• _Task details_: Copy out all lines that hold "color".

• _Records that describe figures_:
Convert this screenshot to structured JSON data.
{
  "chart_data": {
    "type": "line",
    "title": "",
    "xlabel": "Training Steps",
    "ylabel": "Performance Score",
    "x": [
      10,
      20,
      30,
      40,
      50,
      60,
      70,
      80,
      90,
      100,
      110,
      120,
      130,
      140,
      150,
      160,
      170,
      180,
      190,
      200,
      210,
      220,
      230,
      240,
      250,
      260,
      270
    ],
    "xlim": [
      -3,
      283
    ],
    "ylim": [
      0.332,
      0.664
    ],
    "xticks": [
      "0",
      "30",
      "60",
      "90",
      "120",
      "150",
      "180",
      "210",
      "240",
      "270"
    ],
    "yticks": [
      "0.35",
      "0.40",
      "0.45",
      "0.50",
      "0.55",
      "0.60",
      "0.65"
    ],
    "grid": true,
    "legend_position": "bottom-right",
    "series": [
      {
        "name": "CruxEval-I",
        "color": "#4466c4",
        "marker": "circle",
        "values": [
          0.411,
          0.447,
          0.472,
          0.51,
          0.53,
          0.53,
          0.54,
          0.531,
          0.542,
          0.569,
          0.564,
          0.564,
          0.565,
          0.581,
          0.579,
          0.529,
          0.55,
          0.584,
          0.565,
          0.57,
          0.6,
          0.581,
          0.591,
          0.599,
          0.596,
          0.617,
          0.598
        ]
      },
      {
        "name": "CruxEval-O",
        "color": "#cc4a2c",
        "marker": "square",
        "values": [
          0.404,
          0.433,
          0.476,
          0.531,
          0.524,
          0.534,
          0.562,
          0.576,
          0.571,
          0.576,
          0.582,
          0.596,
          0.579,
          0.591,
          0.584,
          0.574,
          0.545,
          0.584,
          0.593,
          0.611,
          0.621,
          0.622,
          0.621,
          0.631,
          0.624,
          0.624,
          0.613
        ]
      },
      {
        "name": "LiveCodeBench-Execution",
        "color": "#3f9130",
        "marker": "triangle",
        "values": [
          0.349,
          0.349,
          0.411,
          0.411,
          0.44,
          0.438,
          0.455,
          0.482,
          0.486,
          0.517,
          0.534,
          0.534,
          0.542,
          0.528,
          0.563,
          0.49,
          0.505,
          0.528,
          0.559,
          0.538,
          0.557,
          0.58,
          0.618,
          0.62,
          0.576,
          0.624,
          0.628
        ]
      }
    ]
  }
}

• _Solution for this exercise_:
        "color": "#4466c4",
        "color": "#cc4a2c",
        "color": "#3f9130",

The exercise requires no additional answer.